- MATERIAL
--- Begin ---

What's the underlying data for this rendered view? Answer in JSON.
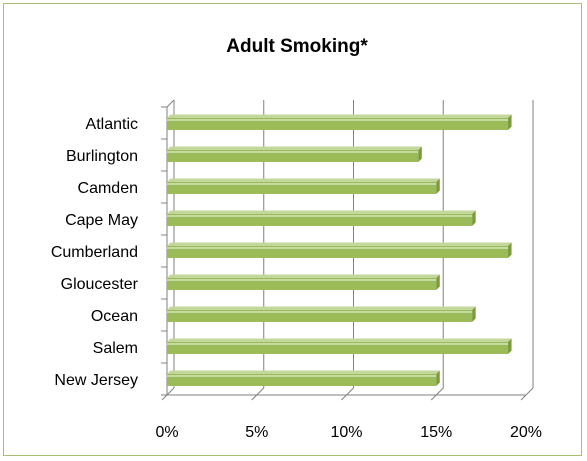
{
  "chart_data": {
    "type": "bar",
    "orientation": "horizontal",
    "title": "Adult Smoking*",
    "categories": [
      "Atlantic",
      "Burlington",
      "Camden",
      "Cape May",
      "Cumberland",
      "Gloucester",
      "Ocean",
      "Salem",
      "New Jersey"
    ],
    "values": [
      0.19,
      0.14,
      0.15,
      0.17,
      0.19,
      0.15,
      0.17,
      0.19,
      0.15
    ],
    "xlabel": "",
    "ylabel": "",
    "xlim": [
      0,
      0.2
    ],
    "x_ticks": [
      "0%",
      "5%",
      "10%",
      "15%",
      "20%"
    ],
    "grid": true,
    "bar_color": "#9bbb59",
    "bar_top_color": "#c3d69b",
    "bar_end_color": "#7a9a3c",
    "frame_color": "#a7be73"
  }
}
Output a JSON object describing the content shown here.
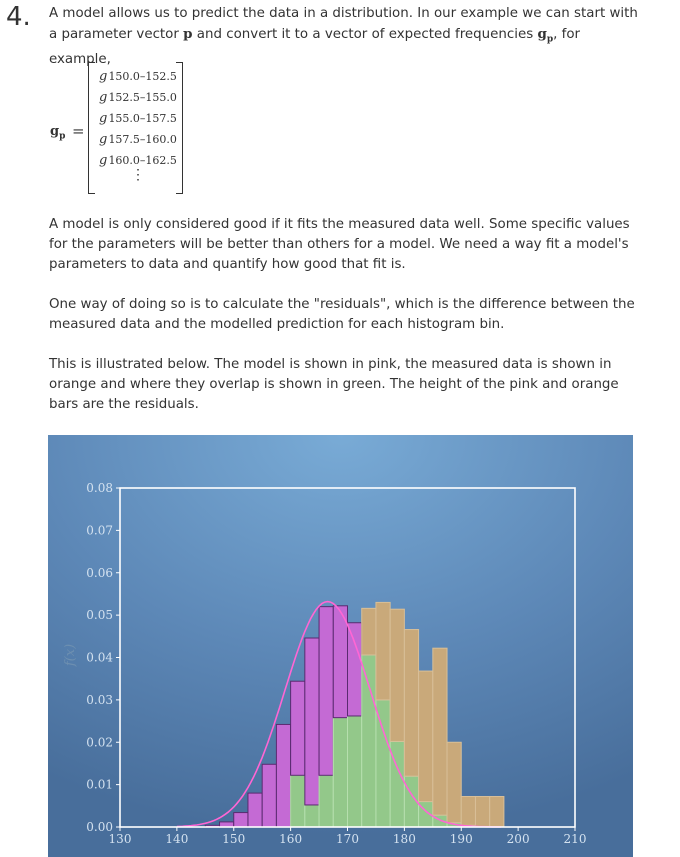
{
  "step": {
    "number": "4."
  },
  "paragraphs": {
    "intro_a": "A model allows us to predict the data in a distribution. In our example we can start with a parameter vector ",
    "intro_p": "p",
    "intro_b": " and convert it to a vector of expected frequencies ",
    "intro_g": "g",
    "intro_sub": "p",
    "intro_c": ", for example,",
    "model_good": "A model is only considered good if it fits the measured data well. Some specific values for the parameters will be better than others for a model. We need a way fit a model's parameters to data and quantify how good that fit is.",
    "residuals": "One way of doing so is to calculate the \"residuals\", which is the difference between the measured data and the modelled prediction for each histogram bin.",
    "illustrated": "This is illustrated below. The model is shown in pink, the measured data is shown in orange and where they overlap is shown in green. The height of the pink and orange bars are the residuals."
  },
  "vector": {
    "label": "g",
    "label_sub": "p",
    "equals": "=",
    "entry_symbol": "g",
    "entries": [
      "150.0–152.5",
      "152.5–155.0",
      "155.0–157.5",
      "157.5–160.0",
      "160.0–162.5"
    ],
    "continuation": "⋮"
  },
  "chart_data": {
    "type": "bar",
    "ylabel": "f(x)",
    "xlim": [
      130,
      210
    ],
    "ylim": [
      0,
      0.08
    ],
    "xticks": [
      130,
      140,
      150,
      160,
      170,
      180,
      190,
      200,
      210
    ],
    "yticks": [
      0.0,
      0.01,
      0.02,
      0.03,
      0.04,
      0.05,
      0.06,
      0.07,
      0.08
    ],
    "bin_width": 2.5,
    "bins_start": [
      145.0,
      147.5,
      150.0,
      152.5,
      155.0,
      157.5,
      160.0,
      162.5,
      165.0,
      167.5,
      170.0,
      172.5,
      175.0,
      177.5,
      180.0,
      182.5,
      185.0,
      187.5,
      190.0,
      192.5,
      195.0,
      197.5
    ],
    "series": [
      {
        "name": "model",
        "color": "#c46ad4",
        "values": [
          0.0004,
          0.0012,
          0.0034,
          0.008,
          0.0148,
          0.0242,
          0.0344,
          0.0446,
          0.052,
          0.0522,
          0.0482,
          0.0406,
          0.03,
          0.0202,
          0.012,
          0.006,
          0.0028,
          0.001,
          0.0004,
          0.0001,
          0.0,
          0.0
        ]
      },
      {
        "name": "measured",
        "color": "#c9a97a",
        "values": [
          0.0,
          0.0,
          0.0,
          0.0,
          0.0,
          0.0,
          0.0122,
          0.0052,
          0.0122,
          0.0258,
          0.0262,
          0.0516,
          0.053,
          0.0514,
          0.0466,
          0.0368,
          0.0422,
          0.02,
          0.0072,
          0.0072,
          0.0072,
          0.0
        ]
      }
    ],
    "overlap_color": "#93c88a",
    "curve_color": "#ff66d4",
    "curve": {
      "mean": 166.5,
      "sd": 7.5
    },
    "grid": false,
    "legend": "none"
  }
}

--- End ---

- WHAT TO DO
Identify the lines in the entries above that contain "JSON", then copy them out.

- WRITTEN RESPONSE
What's the underlying data for this rendered view? Answer in JSON.
Output a JSON object describing the content shown here.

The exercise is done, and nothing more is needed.